[Items from a dataset]
-- -- --

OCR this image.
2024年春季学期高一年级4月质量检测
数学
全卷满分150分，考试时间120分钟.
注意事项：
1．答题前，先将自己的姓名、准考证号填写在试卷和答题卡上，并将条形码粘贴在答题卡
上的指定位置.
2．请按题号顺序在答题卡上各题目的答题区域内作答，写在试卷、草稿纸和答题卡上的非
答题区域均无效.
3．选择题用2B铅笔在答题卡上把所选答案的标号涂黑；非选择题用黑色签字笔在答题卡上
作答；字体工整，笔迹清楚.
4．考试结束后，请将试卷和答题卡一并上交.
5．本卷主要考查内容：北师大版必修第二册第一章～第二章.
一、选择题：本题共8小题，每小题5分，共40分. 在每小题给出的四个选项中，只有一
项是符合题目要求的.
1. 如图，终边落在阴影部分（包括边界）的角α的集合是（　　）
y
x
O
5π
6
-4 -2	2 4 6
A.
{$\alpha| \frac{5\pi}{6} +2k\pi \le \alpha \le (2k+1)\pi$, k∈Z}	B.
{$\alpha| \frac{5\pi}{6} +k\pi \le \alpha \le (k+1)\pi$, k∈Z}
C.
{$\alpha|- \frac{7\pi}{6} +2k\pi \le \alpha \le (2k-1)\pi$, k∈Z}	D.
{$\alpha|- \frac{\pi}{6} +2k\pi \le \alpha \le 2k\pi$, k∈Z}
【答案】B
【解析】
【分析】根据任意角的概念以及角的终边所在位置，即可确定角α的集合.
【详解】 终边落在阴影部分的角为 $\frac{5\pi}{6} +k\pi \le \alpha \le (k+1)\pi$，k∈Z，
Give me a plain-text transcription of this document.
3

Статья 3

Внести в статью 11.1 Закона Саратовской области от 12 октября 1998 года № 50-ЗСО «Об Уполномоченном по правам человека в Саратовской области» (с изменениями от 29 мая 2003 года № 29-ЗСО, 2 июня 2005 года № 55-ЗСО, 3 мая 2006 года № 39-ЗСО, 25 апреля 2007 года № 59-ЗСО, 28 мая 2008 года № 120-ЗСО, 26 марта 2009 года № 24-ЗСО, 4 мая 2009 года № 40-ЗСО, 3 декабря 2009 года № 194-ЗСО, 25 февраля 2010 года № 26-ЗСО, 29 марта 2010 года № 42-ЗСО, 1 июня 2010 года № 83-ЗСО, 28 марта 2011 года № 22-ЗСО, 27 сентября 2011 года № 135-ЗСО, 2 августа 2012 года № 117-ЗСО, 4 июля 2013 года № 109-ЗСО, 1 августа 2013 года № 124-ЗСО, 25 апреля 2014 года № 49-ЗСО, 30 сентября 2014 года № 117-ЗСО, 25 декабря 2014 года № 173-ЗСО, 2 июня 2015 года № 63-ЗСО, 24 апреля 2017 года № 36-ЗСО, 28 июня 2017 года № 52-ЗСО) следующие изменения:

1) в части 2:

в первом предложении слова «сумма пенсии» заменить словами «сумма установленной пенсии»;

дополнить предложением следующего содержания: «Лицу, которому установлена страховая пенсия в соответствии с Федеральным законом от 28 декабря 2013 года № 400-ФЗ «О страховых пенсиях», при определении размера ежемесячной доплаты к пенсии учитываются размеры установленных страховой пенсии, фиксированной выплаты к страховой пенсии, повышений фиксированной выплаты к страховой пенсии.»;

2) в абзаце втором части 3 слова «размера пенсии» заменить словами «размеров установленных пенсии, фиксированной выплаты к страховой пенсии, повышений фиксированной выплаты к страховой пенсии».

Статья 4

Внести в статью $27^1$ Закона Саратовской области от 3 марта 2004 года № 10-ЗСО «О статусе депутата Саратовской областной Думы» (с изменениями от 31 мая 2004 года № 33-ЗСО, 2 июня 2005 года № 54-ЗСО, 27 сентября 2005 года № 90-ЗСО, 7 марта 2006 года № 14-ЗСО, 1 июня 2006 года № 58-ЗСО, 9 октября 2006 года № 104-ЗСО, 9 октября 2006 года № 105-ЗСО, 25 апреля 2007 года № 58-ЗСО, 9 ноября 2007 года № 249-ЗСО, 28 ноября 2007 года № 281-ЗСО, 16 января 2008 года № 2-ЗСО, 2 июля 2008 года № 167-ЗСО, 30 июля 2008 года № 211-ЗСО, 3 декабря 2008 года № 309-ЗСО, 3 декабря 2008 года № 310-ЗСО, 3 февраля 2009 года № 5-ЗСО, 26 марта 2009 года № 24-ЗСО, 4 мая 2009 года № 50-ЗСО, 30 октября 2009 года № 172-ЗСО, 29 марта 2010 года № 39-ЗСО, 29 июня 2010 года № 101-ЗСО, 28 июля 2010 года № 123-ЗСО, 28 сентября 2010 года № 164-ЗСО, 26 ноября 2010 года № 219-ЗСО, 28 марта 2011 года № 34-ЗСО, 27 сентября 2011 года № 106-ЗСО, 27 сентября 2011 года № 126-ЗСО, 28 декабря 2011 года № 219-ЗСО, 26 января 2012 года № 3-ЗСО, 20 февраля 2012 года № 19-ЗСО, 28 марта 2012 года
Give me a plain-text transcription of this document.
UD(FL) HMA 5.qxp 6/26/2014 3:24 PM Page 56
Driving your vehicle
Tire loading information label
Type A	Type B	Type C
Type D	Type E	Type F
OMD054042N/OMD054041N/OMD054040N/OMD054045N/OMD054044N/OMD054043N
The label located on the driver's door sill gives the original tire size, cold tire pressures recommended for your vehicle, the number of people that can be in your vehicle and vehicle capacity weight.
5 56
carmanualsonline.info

-- -- --

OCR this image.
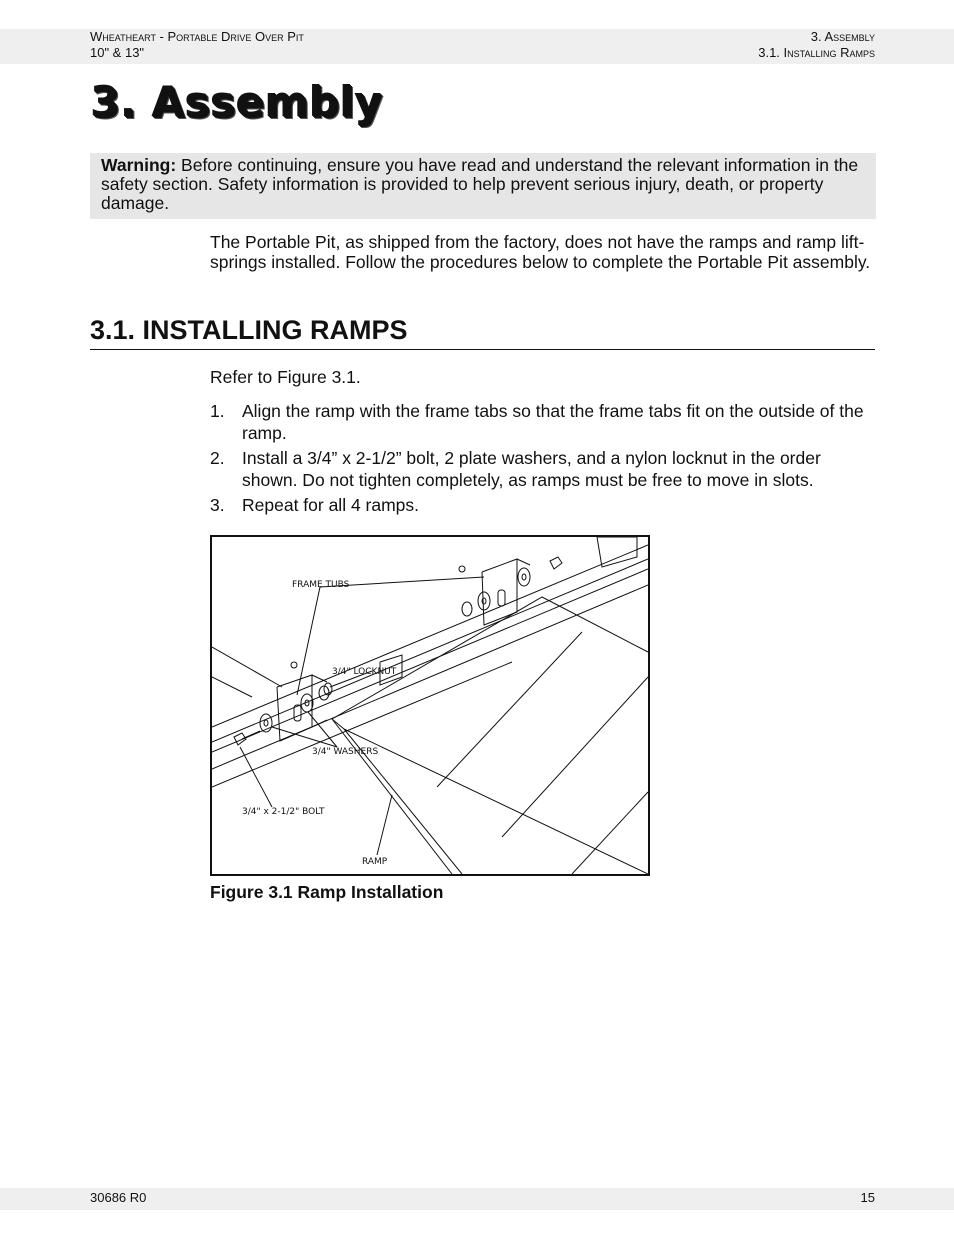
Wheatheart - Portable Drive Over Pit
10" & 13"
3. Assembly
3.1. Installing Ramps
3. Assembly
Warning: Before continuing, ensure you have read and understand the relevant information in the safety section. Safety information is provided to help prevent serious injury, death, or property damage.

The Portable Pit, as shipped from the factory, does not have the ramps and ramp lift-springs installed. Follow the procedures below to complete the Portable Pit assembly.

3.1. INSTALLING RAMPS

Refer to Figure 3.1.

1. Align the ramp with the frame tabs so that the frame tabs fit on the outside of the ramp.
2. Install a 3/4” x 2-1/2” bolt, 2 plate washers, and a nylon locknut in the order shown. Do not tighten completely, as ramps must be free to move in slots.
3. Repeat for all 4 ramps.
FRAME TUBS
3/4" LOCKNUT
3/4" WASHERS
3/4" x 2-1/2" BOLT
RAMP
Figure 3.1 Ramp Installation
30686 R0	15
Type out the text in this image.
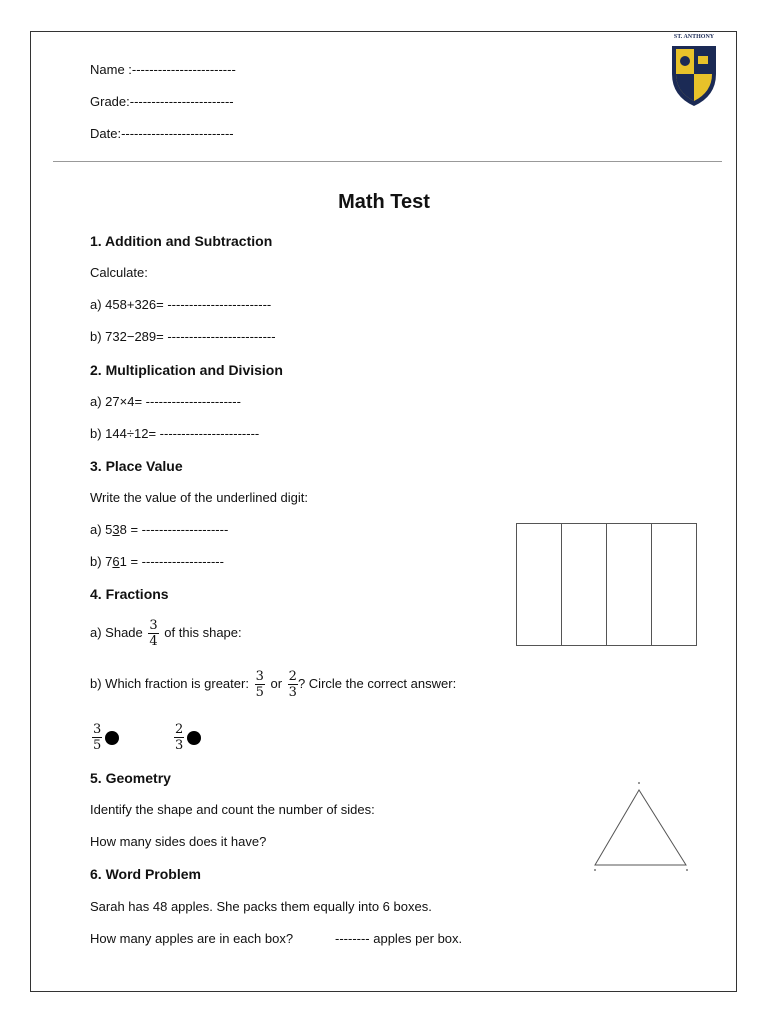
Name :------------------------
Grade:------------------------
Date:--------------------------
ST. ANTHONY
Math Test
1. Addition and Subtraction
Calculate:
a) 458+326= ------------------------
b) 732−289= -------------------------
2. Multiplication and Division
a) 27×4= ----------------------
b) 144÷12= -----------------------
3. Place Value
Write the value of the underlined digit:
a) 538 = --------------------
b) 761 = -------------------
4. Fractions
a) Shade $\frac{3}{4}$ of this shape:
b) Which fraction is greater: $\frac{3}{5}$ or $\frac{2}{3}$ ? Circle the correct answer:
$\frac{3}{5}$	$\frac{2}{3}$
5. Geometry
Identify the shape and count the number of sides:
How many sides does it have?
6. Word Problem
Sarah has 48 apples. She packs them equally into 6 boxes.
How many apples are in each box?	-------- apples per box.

-- -- --

Stated problem
Extract each line holding the string "number".

Finished task
The label located on the driver's door sill gives the original tire size, cold tire pressures recommended for your vehicle, the number of people that can be in your vehicle and vehicle capacity weight.
Identify the shape and count the number of sides:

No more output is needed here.